▶ [DIRECTION]: Of the lines in the listing, how many include the string "musklerna"? Write the number and nothing else.

▶ [DATA PROVIDED]:
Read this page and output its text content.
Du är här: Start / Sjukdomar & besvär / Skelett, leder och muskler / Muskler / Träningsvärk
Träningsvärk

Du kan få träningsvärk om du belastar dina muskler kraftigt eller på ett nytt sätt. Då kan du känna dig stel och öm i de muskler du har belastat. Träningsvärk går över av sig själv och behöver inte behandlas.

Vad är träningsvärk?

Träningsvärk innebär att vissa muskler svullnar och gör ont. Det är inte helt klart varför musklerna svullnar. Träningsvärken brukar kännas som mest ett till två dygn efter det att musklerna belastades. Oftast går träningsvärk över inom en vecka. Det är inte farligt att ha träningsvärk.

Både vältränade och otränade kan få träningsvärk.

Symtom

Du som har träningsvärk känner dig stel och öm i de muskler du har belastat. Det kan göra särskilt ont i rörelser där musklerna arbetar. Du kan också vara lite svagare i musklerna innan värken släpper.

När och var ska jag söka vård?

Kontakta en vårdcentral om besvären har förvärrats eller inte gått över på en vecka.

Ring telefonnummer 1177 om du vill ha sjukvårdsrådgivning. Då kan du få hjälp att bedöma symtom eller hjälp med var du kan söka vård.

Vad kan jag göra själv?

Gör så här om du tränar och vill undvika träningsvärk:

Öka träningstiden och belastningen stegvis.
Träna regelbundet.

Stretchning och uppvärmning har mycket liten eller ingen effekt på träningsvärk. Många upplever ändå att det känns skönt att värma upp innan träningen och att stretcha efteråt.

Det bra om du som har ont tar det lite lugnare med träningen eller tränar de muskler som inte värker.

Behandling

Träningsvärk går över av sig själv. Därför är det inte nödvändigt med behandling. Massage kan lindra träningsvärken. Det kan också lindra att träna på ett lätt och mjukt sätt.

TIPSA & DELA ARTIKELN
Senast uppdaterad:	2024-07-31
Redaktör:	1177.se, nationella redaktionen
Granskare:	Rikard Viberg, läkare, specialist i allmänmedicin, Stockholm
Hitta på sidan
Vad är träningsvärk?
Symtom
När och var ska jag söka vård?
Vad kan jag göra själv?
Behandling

▶ [SOLUTION]: 2